(Exercise)
Set down the material below word for word, excluding the pictures.

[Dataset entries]
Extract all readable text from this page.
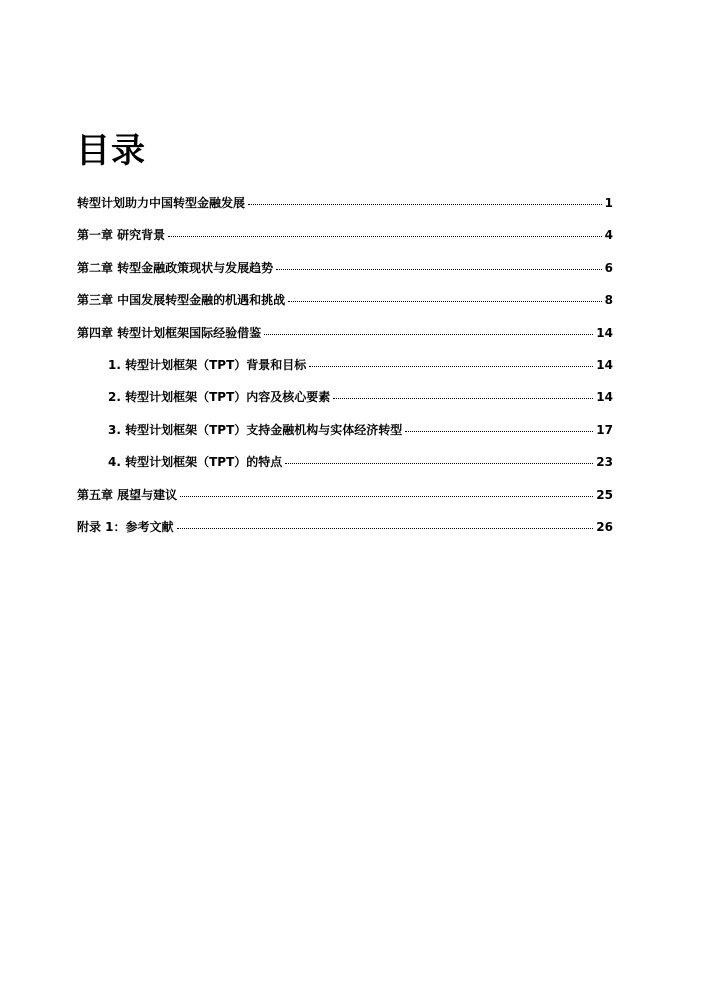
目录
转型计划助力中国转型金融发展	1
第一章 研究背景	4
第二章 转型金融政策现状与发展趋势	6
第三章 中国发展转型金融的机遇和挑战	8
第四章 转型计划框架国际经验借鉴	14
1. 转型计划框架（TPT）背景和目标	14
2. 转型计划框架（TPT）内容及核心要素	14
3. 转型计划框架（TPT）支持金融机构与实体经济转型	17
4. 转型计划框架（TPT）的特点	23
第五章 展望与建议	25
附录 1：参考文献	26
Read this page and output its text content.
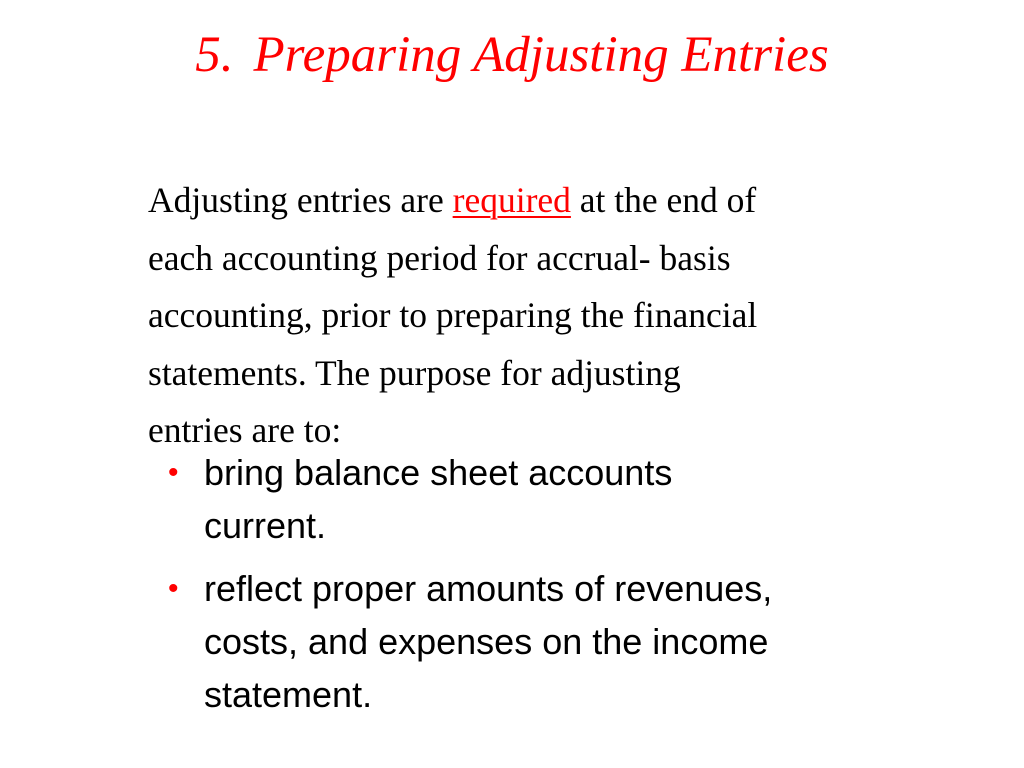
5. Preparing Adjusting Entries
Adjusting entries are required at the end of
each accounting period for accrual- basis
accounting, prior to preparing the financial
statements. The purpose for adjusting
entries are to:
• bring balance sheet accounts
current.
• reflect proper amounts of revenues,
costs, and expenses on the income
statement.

(Exercise response)
Extract all readable text from this page.
目录
转型计划助力中国转型金融发展	1
第一章 研究背景	4
第二章 转型金融政策现状与发展趋势	6
第三章 中国发展转型金融的机遇和挑战	8
第四章 转型计划框架国际经验借鉴	14
1. 转型计划框架（TPT）背景和目标	14
2. 转型计划框架（TPT）内容及核心要素	14
3. 转型计划框架（TPT）支持金融机构与实体经济转型	17
4. 转型计划框架（TPT）的特点	23
第五章 展望与建议	25
附录 1：参考文献	26
Read this page and output its text content.
5. Preparing Adjusting Entries
Adjusting entries are required at the end of
each accounting period for accrual- basis
accounting, prior to preparing the financial
statements. The purpose for adjusting
entries are to:
• bring balance sheet accounts
current.
• reflect proper amounts of revenues,
costs, and expenses on the income
statement.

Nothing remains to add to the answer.